On Motion for Rehearing.
Appellee contended upon the original hearing that appellant was not in position to attack .the trial .court’s findings of fact because no exception thereto was taken. The proposition is not well taken, and we overruled it without comment. The same' contention is reiterated in appellee’s motion for rehearing. It is now well settled by a long line of cases that:
“The judgment of the court, on trial without a jury, having been excepted to (as was done in this case) it was not necessary that exception be also taken to the conclusions of law and fact in order to secure their review on appeal under due assignments of error.” Voight v. Mackle, 71 Tex. 78; Engineering Co. v. Turney, 203 S. W. 593, 109 Tex. 208; Thompson v. State, 56 S. W. 603, 23 Tex. Civ. App. 370; Bond v. Garrison, 127 S. W. 839, 59 Tex. Civ. App. 620; Brenton v. Peck, 87 S. W. 904, 39 Tex. Civ. App. 224; Connellee v. Roberts, 23 S. W. 189, 1 Tex. Civ. App. 419; Savage v. Umphries (Tex. Civ. App.) 118 S. W. 908; Life Ass’n v. Green (Tex. Civ. App.) 109 S. W. 1133.

→ **Instruction 1**
Please express the records from the line with "Patent image size: (800, 459)." up to and including the line with "The lower element 12 is at (434, 184)." as a JSON list of strings, one string per line, leaving out blank lines.

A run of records
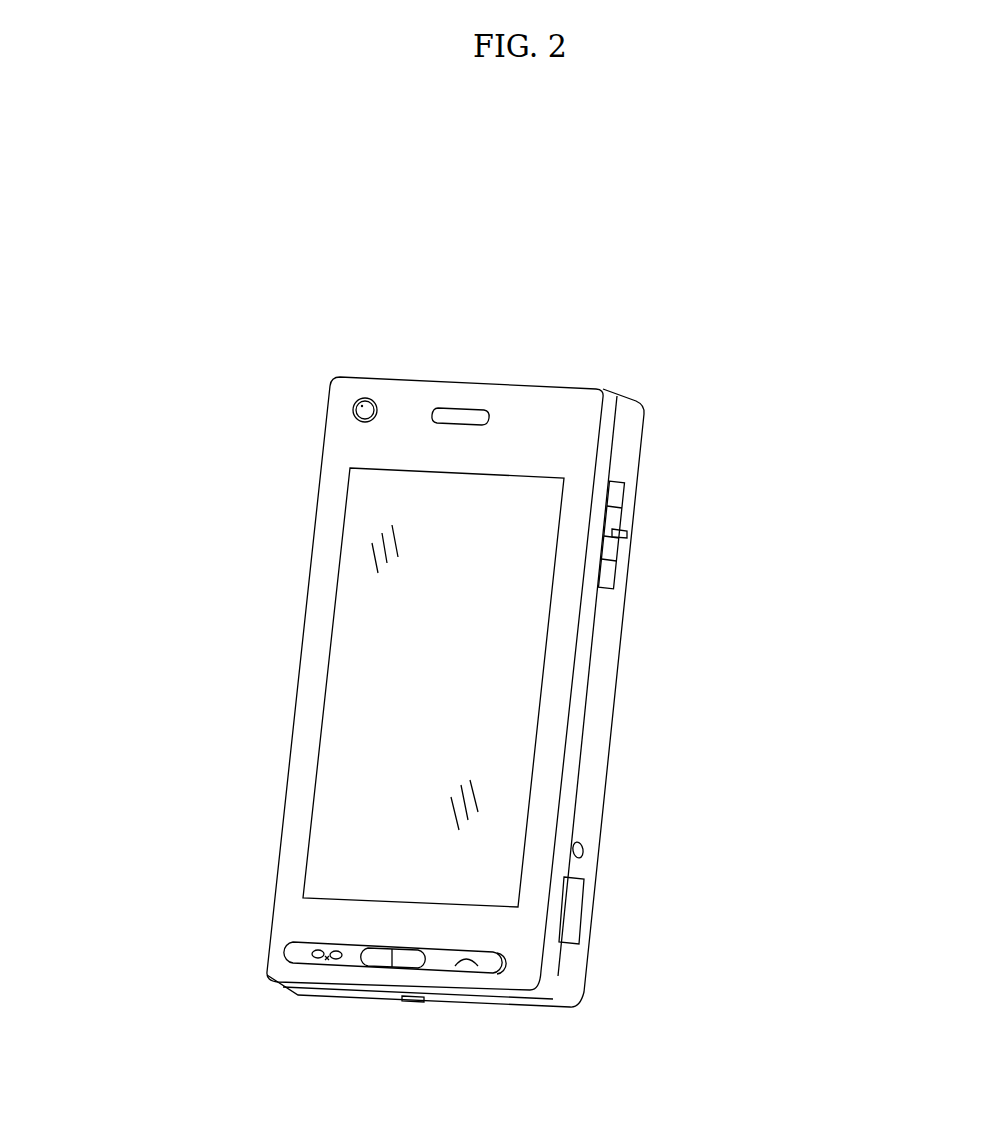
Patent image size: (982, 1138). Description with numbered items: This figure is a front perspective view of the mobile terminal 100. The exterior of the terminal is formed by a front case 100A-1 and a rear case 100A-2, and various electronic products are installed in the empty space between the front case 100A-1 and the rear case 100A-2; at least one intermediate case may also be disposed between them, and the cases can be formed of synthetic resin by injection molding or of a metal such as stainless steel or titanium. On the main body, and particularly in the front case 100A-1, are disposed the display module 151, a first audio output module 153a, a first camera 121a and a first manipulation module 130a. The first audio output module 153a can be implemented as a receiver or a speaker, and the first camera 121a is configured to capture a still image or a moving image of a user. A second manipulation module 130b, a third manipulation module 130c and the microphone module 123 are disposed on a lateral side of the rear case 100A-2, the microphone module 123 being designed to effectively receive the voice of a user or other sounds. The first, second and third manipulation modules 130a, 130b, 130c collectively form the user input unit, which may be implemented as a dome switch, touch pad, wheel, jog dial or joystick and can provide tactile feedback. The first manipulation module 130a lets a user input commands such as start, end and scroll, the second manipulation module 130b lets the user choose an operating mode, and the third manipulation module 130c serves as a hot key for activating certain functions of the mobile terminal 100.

The mobile terminal 100 is at (262, 335).
The front case 100A-1 is at (608, 393).
The rear case 100A-2 is at (630, 434).
The display module 151 is at (355, 668).
The first camera 121a is at (357, 396).
The first audio output module 153a is at (460, 410).
The second manipulation module 130b is at (625, 533).
The third manipulation module 130c is at (575, 902).
The first manipulation module 130a is at (320, 938).
The microphone module 123 is at (415, 1003).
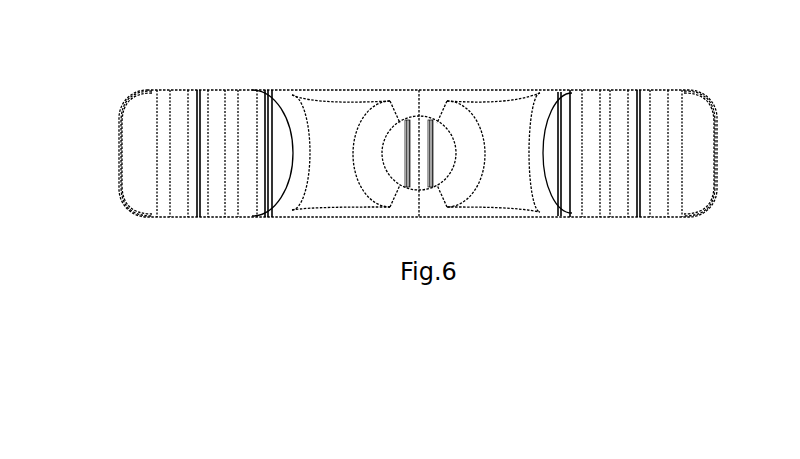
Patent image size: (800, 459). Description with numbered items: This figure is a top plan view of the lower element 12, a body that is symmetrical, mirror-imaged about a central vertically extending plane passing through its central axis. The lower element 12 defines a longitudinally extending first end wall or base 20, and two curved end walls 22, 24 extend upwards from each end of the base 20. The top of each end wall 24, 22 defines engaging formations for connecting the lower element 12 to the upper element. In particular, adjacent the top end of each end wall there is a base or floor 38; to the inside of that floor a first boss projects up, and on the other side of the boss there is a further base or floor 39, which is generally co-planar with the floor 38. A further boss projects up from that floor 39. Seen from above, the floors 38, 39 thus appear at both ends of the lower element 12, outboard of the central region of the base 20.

The lower element 12 is at (434, 184).
The first end wall or base 20 is at (350, 215).
The curved end wall 22 is at (716, 150).
The curved end wall 24 is at (117, 140).
The base or floor 38 is at (141, 110).
The further base or floor 39 is at (215, 109).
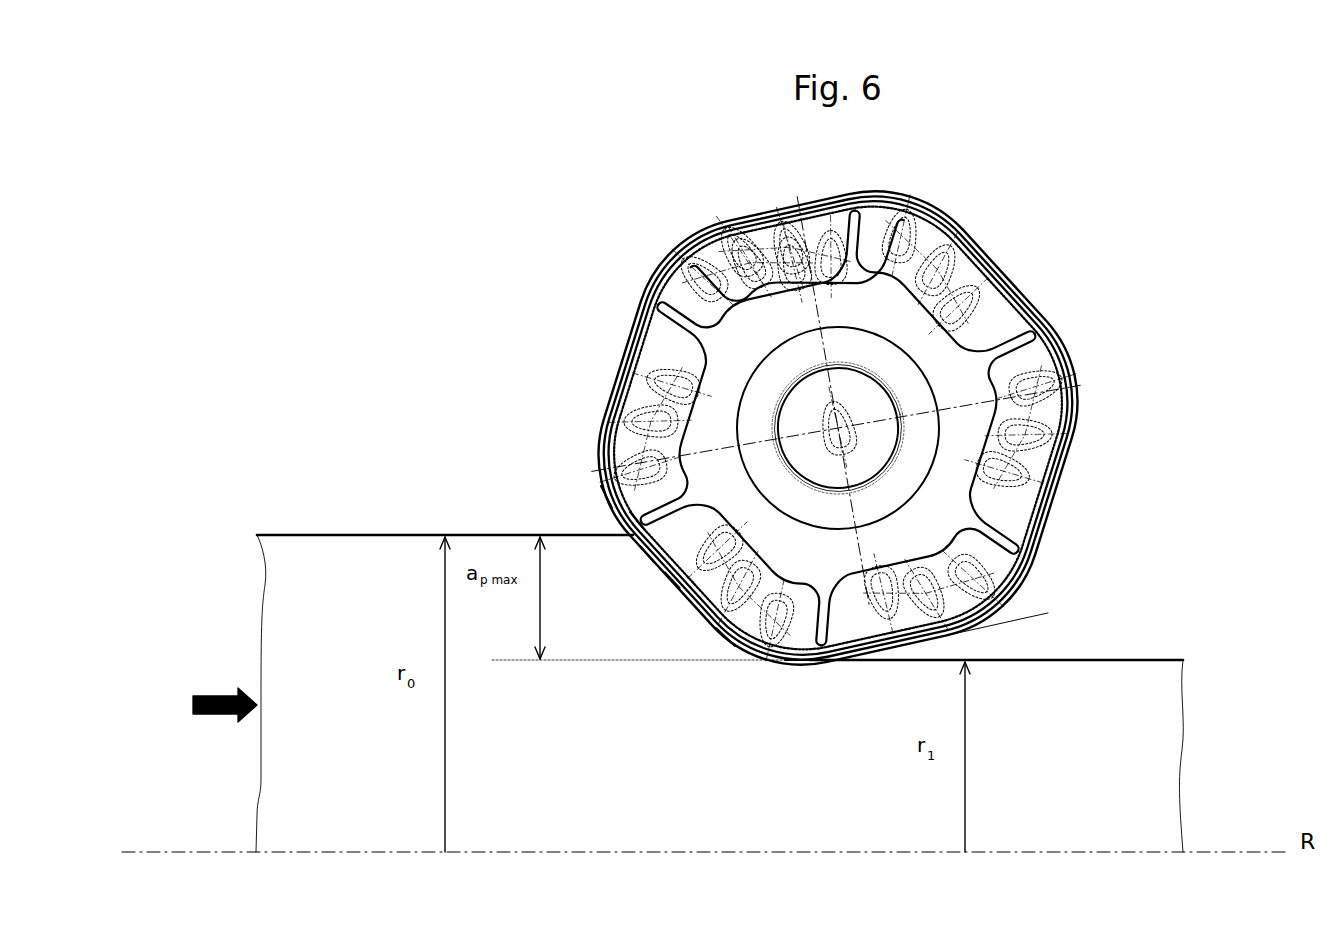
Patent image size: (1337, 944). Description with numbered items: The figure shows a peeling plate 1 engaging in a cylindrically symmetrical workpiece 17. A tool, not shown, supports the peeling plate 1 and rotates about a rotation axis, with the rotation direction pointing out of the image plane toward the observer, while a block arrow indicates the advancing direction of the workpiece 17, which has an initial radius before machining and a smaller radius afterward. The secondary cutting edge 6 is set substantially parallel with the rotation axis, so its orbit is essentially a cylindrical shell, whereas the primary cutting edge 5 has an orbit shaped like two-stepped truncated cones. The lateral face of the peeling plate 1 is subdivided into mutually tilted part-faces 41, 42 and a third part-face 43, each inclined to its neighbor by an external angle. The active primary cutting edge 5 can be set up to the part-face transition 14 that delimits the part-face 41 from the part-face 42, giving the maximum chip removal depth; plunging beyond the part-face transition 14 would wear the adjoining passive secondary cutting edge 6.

The peeling plate 1 is at (1121, 306).
The part-face 41 is at (607, 498).
The part-face transition 14 is at (637, 522).
The part-face 42 is at (647, 554).
The primary cutting edge 5 is at (672, 580).
The third part-face 43 is at (725, 638).
The secondary cutting edge 6 is at (797, 661).
The workpiece 17 is at (651, 806).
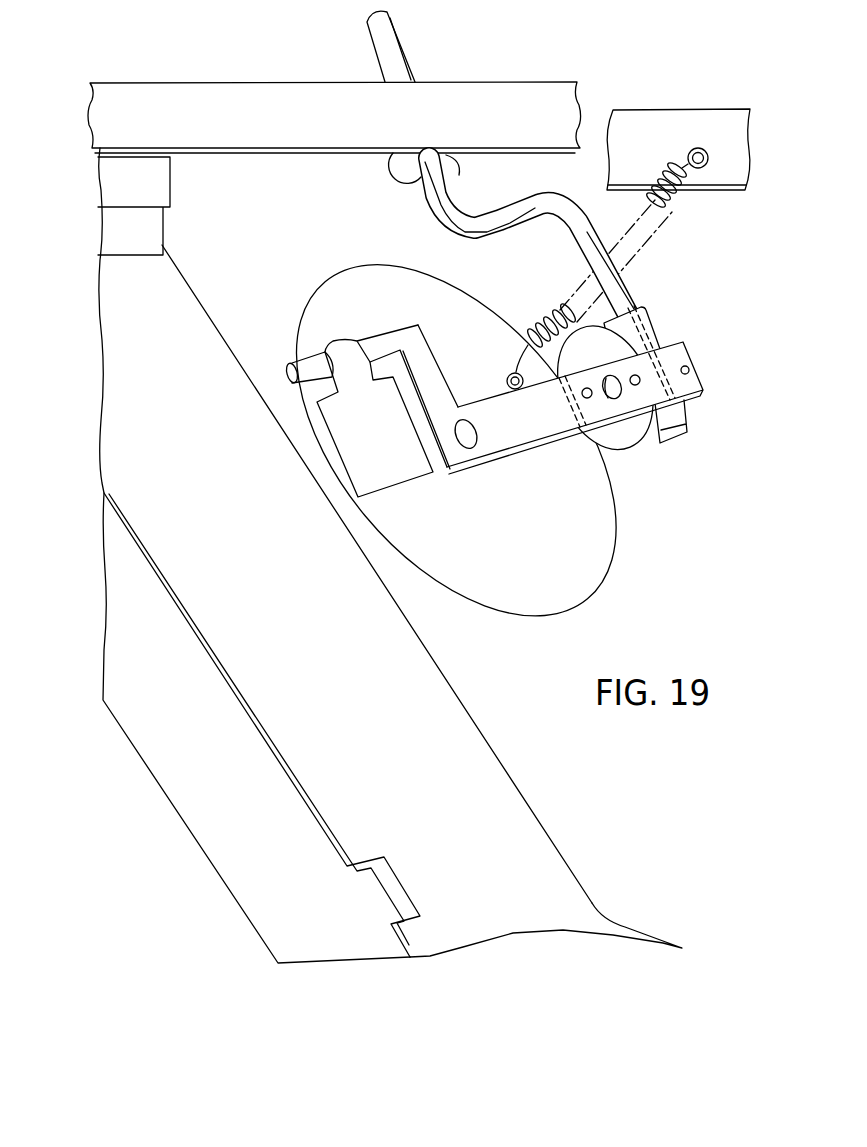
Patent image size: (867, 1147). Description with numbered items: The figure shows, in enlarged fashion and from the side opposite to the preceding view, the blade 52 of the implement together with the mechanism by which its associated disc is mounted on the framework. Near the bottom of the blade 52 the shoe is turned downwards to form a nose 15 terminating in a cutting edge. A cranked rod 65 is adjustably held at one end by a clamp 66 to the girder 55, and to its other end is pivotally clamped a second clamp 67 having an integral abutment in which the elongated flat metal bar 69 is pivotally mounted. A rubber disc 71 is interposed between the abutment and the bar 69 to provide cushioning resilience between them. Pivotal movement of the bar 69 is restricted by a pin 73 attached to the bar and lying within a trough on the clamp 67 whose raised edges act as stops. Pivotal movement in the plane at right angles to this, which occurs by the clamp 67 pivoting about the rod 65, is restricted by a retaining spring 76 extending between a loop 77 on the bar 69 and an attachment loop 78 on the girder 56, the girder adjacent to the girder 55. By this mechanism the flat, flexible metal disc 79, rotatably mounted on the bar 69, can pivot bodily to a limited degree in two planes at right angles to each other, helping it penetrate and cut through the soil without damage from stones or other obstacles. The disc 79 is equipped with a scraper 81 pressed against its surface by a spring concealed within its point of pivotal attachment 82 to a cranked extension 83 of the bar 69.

The nose 15 is at (636, 934).
The blade 52 is at (480, 745).
The girder 55 is at (470, 90).
The girder 56 is at (683, 122).
The cranked rod 65 is at (390, 52).
The clamp 66 is at (396, 156).
The second clamp 67 is at (688, 408).
The elongated flat metal bar 69 is at (502, 435).
The rubber disc 71 is at (628, 442).
The pin 73 is at (690, 368).
The retaining spring 76 is at (670, 208).
The loop 77 is at (512, 373).
The attachment loop 78 is at (688, 154).
The flat flexible metal disc 79 is at (593, 575).
The scraper 81 is at (387, 477).
The point of pivotal attachment 82 is at (343, 355).
The cranked extension 83 is at (307, 365).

→ **Instruction 2**
Extract the entire opinion on the motion for rehearing, reproducing it verbatim.

→ **Final answer 1**
[
  "Patent image size: (800, 459). Description with numbered items: This figure is a top plan view of the lower element 12, a body that is symmetrical, mirror-imaged about a central vertically extending plane passing through its central axis. The lower element 12 defines a longitudinally extending first end wall or base 20, and two curved end walls 22, 24 extend upwards from each end of the base 20. The top of each end wall 24, 22 defines engaging formations for connecting the lower element 12 to the upper element. In particular, adjacent the top end of each end wall there is a base or floor 38; to the inside of that floor a first boss projects up, and on the other side of the boss there is a further base or floor 39, which is generally co-planar with the floor 38. A further boss projects up from that floor 39. Seen from above, the floors 38, 39 thus appear at both ends of the lower element 12, outboard of the central region of the base 20.",
  "The lower element 12 is at (434, 184)."
]

→ **Final answer 2**
On Motion for Rehearing.
Appellee contended upon the original hearing that appellant was not in position to attack .the trial .court’s findings of fact because no exception thereto was taken. The proposition is not well taken, and we overruled it without comment. The same' contention is reiterated in appellee’s motion for rehearing. It is now well settled by a long line of cases that:
“The judgment of the court, on trial without a jury, having been excepted to (as was done in this case) it was not necessary that exception be also taken to the conclusions of law and fact in order to secure their review on appeal under due assignments of error.” Voight v. Mackle, 71 Tex. 78; Engineering Co. v. Turney, 203 S. W. 593, 109 Tex. 208; Thompson v. State, 56 S. W. 603, 23 Tex. Civ. App. 370; Bond v. Garrison, 127 S. W. 839, 59 Tex. Civ. App. 620; Brenton v. Peck, 87 S. W. 904, 39 Tex. Civ. App. 224; Connellee v. Roberts, 23 S. W. 189, 1 Tex. Civ. App. 419; Savage v. Umphries (Tex. Civ. App.) 118 S. W. 908; Life Ass’n v. Green (Tex. Civ. App.) 109 S. W. 1133.